● **TASK BRIEF**
State how many lines of the listing below include the word "plain". Give only the number.

------------------------------------------------

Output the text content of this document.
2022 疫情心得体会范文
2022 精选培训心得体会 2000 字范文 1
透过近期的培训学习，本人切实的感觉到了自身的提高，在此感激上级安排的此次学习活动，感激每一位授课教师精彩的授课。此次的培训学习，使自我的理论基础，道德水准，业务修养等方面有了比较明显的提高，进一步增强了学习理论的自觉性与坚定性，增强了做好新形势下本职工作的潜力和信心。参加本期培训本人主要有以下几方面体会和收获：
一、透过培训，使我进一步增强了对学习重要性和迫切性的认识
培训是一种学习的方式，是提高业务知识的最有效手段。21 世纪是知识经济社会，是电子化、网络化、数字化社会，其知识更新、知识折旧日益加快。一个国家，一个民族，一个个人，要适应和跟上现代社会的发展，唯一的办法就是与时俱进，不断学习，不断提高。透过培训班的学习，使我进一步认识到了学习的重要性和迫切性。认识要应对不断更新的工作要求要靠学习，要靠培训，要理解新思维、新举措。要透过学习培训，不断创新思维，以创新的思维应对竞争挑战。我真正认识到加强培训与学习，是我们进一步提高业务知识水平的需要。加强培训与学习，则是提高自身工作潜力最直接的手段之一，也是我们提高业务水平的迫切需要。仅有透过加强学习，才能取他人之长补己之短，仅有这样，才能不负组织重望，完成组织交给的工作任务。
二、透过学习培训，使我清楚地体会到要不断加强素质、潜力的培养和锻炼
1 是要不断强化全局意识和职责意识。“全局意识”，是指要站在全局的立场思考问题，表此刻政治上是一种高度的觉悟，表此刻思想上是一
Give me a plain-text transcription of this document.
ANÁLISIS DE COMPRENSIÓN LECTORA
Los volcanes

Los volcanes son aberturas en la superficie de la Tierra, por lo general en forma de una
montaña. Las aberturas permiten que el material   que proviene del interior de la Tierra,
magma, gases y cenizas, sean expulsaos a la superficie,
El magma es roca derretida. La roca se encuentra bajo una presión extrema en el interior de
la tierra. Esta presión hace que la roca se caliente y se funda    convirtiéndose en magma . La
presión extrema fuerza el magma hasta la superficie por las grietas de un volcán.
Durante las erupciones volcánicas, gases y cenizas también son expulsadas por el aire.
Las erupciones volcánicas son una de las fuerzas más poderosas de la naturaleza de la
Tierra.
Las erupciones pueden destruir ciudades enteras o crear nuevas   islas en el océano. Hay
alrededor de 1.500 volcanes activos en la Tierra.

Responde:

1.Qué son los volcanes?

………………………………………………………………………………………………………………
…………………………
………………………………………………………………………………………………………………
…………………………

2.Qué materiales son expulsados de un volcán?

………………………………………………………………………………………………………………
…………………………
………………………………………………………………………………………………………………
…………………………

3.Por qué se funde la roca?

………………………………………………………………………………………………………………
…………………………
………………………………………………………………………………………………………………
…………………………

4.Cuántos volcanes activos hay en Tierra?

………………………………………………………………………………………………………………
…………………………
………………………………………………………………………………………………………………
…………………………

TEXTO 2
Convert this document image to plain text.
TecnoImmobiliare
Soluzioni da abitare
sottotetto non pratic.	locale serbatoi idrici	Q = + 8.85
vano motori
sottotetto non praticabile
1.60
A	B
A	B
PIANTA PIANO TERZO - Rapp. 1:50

------------------------------------------------

● **REPLY TO THE TASK**
2